**Consigne de travail 1**
Dans le texte sur le litige entre ClientEarth et Shell, relevez chacun des griefs ou arguments que ClientEarth a avancés contre Shell.
**Consigne de travail 2**
Poursuivez la rédaction du texte sur le litige entre ClientEarth et Shell à partir de sa dernière phrase.

**Texte présenté**
━━━━━━

La Cour a par ailleurs noté qu’il n’existe pas de méthode universellement reconnue quant aux moyens par lesquels Shell pourrait atteindre les cibles de réductions visées dans sa stratégie de transition énergétique. Bien que ClientEarth ait critiqué la pertinence des objectifs de Shell en matière d’émissions de catégories 1, 2 et 3, qu’elle ait fait valoir que l’offre mondiale actuelle était suffisante et ne nécessitait aucun développement supplémentaire et qu’elle ait critiqué l’utilisation proposée de Shell du captage et du stockage du carbone et de solutions naturelles pour faire face au risque climatique, les arguments de ClientEarth n’ont pas suffi à démontrer que les activités de Shell étaient gérées d’une façon qui ne pouvait pas raisonnablement être considérée par les administrateurs comme étant dans l’intérêt des actionnaires de Shell dans leur ensemble. Les éléments déposés en preuve n’ont pas permis de conclure qu’aucun conseil d’administration agissant de manière raisonnable n’aurait pu déduire, à juste titre, que la voie à suivre pour l’atteinte des objectifs était celle que Shell avait adoptée.

━━━━━━

**Matériel fourni**
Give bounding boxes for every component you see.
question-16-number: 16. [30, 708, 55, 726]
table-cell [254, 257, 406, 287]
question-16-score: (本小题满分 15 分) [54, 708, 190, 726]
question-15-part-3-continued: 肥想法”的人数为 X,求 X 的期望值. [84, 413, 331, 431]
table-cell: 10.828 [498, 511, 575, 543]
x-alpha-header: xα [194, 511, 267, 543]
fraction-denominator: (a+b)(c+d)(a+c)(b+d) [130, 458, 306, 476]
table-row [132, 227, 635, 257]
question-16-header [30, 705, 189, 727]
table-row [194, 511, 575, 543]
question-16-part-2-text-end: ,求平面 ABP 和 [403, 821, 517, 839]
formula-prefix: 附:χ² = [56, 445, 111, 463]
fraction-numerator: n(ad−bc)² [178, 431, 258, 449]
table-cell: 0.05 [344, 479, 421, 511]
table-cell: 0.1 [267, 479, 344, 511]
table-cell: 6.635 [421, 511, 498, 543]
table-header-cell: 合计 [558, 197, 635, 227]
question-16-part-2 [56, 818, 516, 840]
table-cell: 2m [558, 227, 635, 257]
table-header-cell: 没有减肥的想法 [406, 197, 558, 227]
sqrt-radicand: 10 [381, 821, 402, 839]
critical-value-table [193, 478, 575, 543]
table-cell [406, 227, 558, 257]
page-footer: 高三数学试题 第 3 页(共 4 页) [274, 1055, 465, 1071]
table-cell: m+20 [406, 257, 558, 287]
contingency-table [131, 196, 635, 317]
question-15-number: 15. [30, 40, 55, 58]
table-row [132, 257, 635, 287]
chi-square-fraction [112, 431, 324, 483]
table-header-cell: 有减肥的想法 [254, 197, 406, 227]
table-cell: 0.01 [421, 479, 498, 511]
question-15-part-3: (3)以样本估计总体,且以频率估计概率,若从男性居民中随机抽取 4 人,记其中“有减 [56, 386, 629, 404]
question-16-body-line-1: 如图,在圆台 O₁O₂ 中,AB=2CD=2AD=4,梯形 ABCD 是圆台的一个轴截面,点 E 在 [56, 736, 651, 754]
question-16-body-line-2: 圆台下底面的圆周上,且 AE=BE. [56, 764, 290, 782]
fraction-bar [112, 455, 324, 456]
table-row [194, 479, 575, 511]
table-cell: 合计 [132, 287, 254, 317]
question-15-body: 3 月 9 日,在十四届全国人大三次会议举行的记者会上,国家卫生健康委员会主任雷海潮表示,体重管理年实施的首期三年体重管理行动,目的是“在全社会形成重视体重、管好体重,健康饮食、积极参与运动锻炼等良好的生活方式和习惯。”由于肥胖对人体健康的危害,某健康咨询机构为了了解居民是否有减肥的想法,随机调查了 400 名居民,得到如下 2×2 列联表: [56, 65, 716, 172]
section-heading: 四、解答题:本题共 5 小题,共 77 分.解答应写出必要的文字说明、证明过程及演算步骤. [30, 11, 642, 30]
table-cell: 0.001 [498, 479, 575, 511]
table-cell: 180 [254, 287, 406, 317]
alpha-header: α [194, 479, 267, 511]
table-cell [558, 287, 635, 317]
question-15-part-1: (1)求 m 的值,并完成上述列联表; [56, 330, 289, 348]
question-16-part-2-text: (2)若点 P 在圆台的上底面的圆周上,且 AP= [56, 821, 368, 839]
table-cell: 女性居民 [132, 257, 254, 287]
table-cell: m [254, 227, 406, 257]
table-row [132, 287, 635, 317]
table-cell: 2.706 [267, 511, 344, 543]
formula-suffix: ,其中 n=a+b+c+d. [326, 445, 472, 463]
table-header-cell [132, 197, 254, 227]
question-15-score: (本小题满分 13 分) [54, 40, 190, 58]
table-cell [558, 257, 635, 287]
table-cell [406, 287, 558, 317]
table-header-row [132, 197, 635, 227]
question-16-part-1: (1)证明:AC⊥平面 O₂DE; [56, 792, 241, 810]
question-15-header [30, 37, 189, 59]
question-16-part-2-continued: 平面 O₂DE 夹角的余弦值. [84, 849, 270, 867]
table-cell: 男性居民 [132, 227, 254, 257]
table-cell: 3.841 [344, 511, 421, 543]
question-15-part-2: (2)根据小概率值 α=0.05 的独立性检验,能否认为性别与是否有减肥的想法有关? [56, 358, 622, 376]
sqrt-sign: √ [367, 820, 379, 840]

━━━━━━

**Résultat 1**
- ClientEarth a critiqué la pertinence des objectifs de Shell en matière d’émissions de catégories 1, 2 et 3.
- ClientEarth a fait valoir que l’offre mondiale actuelle était suffisante et ne nécessitait aucun développement supplémentaire.
- ClientEarth a critiqué l’utilisation proposée par Shell du captage et du stockage du carbone et de solutions naturelles pour faire face au risque climatique.

**Résultat 2**
Selon la Cour, le « défaut fondamental » de la plainte de ClientEarth vient du fait que celle-ci « fait abstraction du fait que la gestion d’une entreprise de la taille et de la complexité de Shell exige des administrateurs qu’ils tiennent compte d’une série de considérations concurrentes, dont l’équilibre dépend de décisions administratives typiques sur lesquelles le tribunal n’a pas la capacité de se prononcer ».

Bien que ClientEarth ait également fait valoir que la réponse de Shell pour se conformer à l’ordonnance néerlandaise était insuffisante, la Cour a rejeté cet argument, car l’ordonnance néerlandaise a spécifiquement prouvé que « Shell est totalement libre de se conformer à son obligation de réduction [des émissions de GES] comme elle l’entend, et de façonner la politique d’entreprise du groupe Shell à sa propre discrétion ».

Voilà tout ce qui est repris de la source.